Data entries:

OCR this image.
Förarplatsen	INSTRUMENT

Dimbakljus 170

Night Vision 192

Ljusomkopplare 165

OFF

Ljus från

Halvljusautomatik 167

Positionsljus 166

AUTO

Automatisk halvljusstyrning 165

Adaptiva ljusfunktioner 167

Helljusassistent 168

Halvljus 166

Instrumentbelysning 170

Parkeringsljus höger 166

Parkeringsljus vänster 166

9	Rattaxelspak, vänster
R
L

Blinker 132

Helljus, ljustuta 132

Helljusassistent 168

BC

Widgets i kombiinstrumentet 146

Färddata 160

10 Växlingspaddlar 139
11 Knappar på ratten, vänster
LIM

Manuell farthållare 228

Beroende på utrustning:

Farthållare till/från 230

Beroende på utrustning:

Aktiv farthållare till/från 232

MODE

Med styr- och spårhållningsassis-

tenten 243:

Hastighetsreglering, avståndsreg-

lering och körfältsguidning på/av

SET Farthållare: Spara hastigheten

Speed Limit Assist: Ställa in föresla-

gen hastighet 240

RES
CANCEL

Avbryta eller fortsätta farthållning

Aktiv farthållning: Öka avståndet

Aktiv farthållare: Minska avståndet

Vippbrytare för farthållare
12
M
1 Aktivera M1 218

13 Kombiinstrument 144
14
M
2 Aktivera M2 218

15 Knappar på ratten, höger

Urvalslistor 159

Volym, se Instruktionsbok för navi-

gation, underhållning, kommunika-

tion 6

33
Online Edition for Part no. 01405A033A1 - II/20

▶ [Task prompt]
Reproduce all the data word for word.

▶ [Expected answer]
OCR this image.
Förarplatsen	INSTRUMENT

Dimbakljus 170

Night Vision 192

Ljusomkopplare 165

OFF

Ljus från

Halvljusautomatik 167

Positionsljus 166

AUTO

Automatisk halvljusstyrning 165

Adaptiva ljusfunktioner 167

Helljusassistent 168

Halvljus 166

Instrumentbelysning 170

Parkeringsljus höger 166

Parkeringsljus vänster 166

9	Rattaxelspak, vänster
R
L

Blinker 132

Helljus, ljustuta 132

Helljusassistent 168

BC

Widgets i kombiinstrumentet 146

Färddata 160

10 Växlingspaddlar 139
11 Knappar på ratten, vänster
LIM

Manuell farthållare 228

Beroende på utrustning:

Farthållare till/från 230

Beroende på utrustning:

Aktiv farthållare till/från 232

MODE

Med styr- och spårhållningsassis-

tenten 243:

Hastighetsreglering, avståndsreg-

lering och körfältsguidning på/av

SET Farthållare: Spara hastigheten

Speed Limit Assist: Ställa in föresla-

gen hastighet 240

RES
CANCEL

Avbryta eller fortsätta farthållning

Aktiv farthållning: Öka avståndet

Aktiv farthållare: Minska avståndet

Vippbrytare för farthållare
12
M
1 Aktivera M1 218

13 Kombiinstrument 144
14
M
2 Aktivera M2 218

15 Knappar på ratten, höger

Urvalslistor 159

Volym, se Instruktionsbok för navi-

gation, underhållning, kommunika-

tion 6

33
Online Edition for Part no. 01405A033A1 - II/20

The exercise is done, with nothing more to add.